_SHORT PROBLEM_.
Each record is to be printed again precisely as it reads.

_PROVIDED MATERIAL_.

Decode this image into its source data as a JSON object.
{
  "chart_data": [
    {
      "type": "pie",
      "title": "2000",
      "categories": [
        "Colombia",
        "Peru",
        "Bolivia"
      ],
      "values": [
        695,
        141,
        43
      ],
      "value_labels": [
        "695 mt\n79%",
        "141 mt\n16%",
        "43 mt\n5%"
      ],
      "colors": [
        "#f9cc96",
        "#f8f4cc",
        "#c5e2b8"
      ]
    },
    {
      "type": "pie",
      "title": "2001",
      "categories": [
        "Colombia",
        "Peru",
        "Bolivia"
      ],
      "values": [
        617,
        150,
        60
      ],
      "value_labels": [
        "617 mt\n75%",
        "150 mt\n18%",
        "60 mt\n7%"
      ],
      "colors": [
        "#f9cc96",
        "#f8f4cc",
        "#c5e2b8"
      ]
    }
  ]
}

_COMPLETED EXERCISE_.
Decode this image into its source data as a JSON object.
{
  "chart_data": [
    {
      "type": "pie",
      "title": "2000",
      "categories": [
        "Colombia",
        "Peru",
        "Bolivia"
      ],
      "values": [
        695,
        141,
        43
      ],
      "value_labels": [
        "695 mt\n79%",
        "141 mt\n16%",
        "43 mt\n5%"
      ],
      "colors": [
        "#f9cc96",
        "#f8f4cc",
        "#c5e2b8"
      ]
    },
    {
      "type": "pie",
      "title": "2001",
      "categories": [
        "Colombia",
        "Peru",
        "Bolivia"
      ],
      "values": [
        617,
        150,
        60
      ],
      "value_labels": [
        "617 mt\n75%",
        "150 mt\n18%",
        "60 mt\n7%"
      ],
      "colors": [
        "#f9cc96",
        "#f8f4cc",
        "#c5e2b8"
      ]
    }
  ]
}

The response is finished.